# Dataset entries:
====

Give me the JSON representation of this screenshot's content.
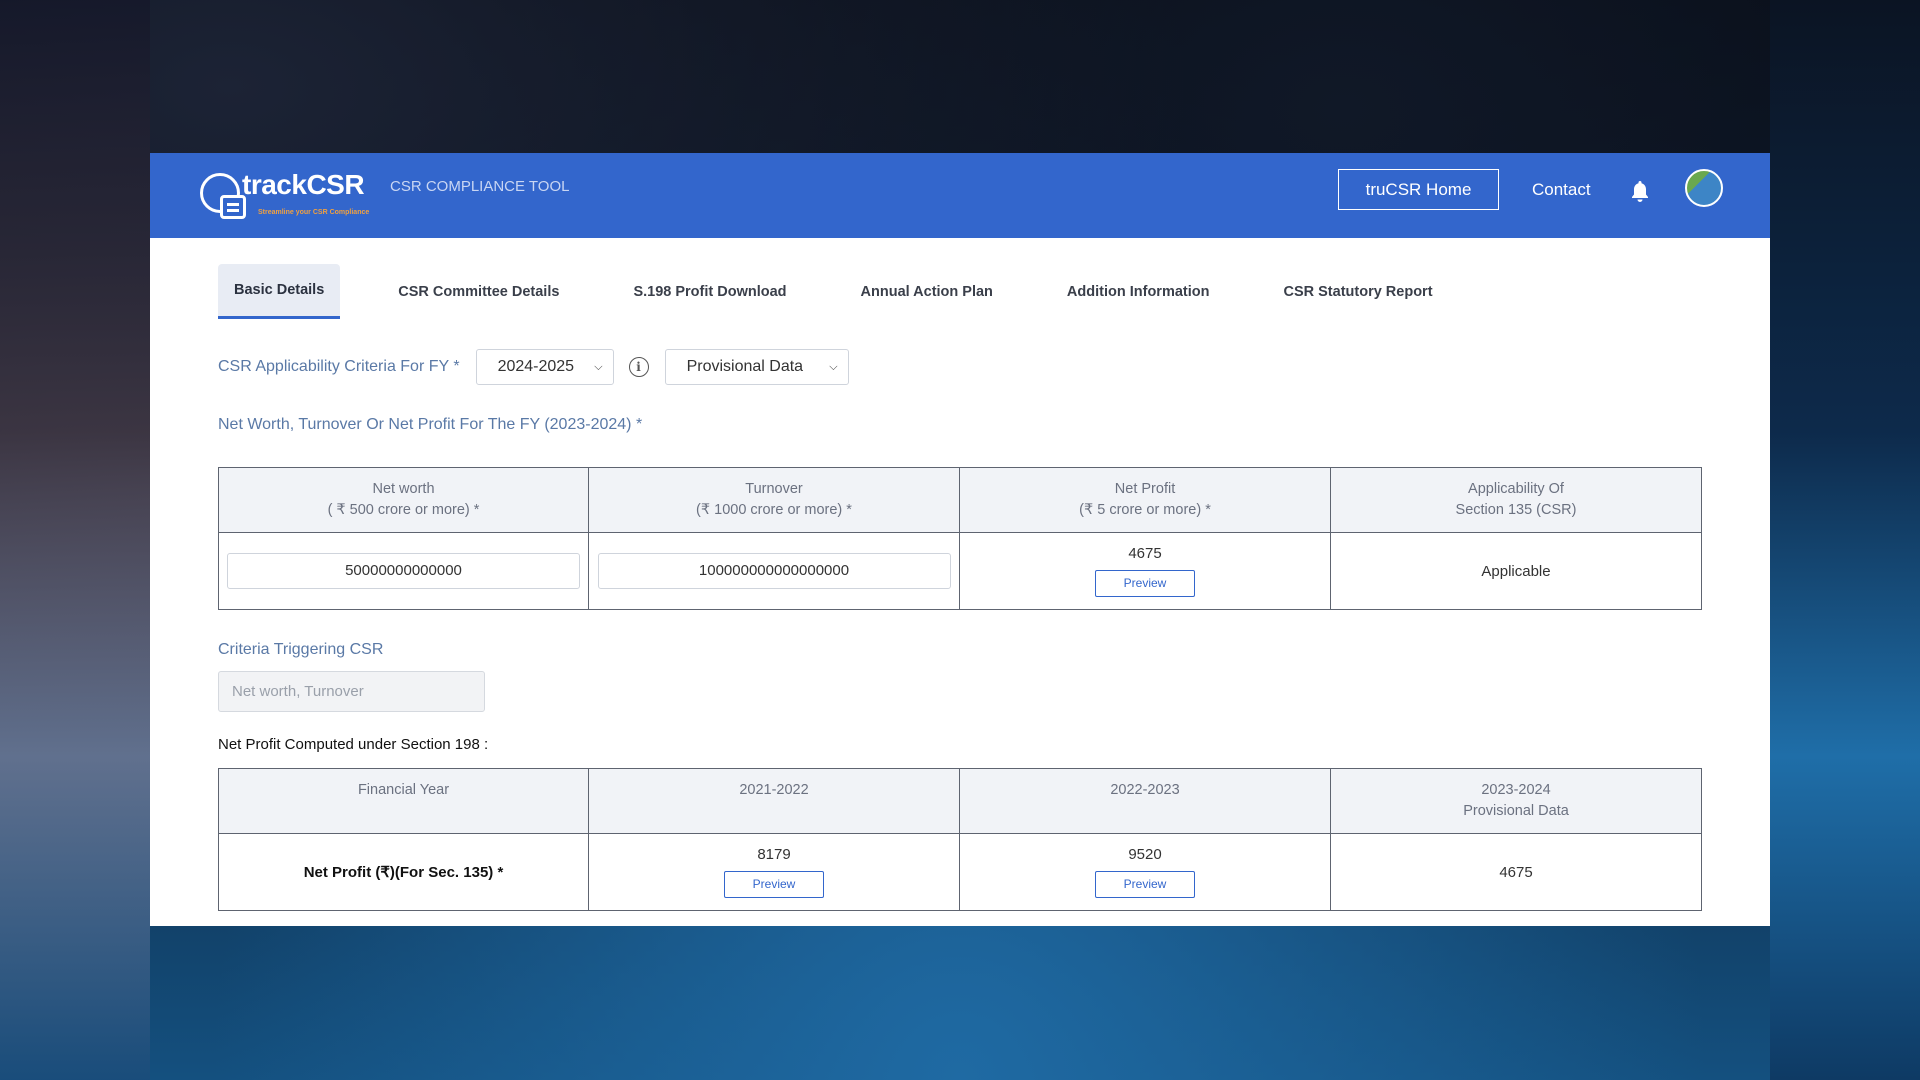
{
  "header": {
    "logo_text": "trackCSR",
    "logo_tagline": "Streamline your CSR Compliance",
    "subtitle": "CSR COMPLIANCE TOOL",
    "home_button": "truCSR Home",
    "contact_link": "Contact",
    "icons": [
      "bell-icon",
      "avatar"
    ]
  },
  "tabs": [
    {
      "label": "Basic Details",
      "active": true
    },
    {
      "label": "CSR Committee Details"
    },
    {
      "label": "S.198 Profit Download"
    },
    {
      "label": "Annual Action Plan"
    },
    {
      "label": "Addition Information"
    },
    {
      "label": "CSR Statutory Report"
    }
  ],
  "criteria": {
    "label": "CSR Applicability Criteria For FY *",
    "fy_selected": "2024-2025",
    "data_type_selected": "Provisional Data"
  },
  "networth_section": {
    "title": "Net Worth, Turnover Or Net Profit For The FY (2023-2024) *",
    "headers": [
      {
        "line1": "Net worth",
        "line2": "( ₹ 500 crore or more) *"
      },
      {
        "line1": "Turnover",
        "line2": "(₹ 1000 crore or more) *"
      },
      {
        "line1": "Net Profit",
        "line2": "(₹ 5 crore or more) *"
      },
      {
        "line1": "Applicability Of",
        "line2": "Section 135 (CSR)"
      }
    ],
    "net_worth_value": "50000000000000",
    "turnover_value": "100000000000000000",
    "net_profit_value": "4675",
    "preview_label": "Preview",
    "applicability": "Applicable"
  },
  "criteria_triggering": {
    "title": "Criteria Triggering CSR",
    "placeholder": "Net worth, Turnover"
  },
  "net_profit_section": {
    "title": "Net Profit Computed under Section 198 :",
    "headers": {
      "col0": "Financial Year",
      "col1": "2021-2022",
      "col2": "2022-2023",
      "col3_line1": "2023-2024",
      "col3_line2": "Provisional Data"
    },
    "row_label": "Net Profit (₹)(For Sec. 135) *",
    "values": [
      "8179",
      "9520",
      "4675"
    ],
    "preview_label": "Preview"
  },
  "colors": {
    "header_bg": "#3366cc",
    "accent": "#3366cc",
    "label_blue": "#5a79a6"
  }
}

====

Write the listing out a second time exactly, dropping all images.

# Solution for this exercise:
Give me the JSON representation of this screenshot's content.
{
  "header": {
    "logo_text": "trackCSR",
    "logo_tagline": "Streamline your CSR Compliance",
    "subtitle": "CSR COMPLIANCE TOOL",
    "home_button": "truCSR Home",
    "contact_link": "Contact",
    "icons": [
      "bell-icon",
      "avatar"
    ]
  },
  "tabs": [
    {
      "label": "Basic Details",
      "active": true
    },
    {
      "label": "CSR Committee Details"
    },
    {
      "label": "S.198 Profit Download"
    },
    {
      "label": "Annual Action Plan"
    },
    {
      "label": "Addition Information"
    },
    {
      "label": "CSR Statutory Report"
    }
  ],
  "criteria": {
    "label": "CSR Applicability Criteria For FY *",
    "fy_selected": "2024-2025",
    "data_type_selected": "Provisional Data"
  },
  "networth_section": {
    "title": "Net Worth, Turnover Or Net Profit For The FY (2023-2024) *",
    "headers": [
      {
        "line1": "Net worth",
        "line2": "( ₹ 500 crore or more) *"
      },
      {
        "line1": "Turnover",
        "line2": "(₹ 1000 crore or more) *"
      },
      {
        "line1": "Net Profit",
        "line2": "(₹ 5 crore or more) *"
      },
      {
        "line1": "Applicability Of",
        "line2": "Section 135 (CSR)"
      }
    ],
    "net_worth_value": "50000000000000",
    "turnover_value": "100000000000000000",
    "net_profit_value": "4675",
    "preview_label": "Preview",
    "applicability": "Applicable"
  },
  "criteria_triggering": {
    "title": "Criteria Triggering CSR",
    "placeholder": "Net worth, Turnover"
  },
  "net_profit_section": {
    "title": "Net Profit Computed under Section 198 :",
    "headers": {
      "col0": "Financial Year",
      "col1": "2021-2022",
      "col2": "2022-2023",
      "col3_line1": "2023-2024",
      "col3_line2": "Provisional Data"
    },
    "row_label": "Net Profit (₹)(For Sec. 135) *",
    "values": [
      "8179",
      "9520",
      "4675"
    ],
    "preview_label": "Preview"
  },
  "colors": {
    "header_bg": "#3366cc",
    "accent": "#3366cc",
    "label_blue": "#5a79a6"
  }
}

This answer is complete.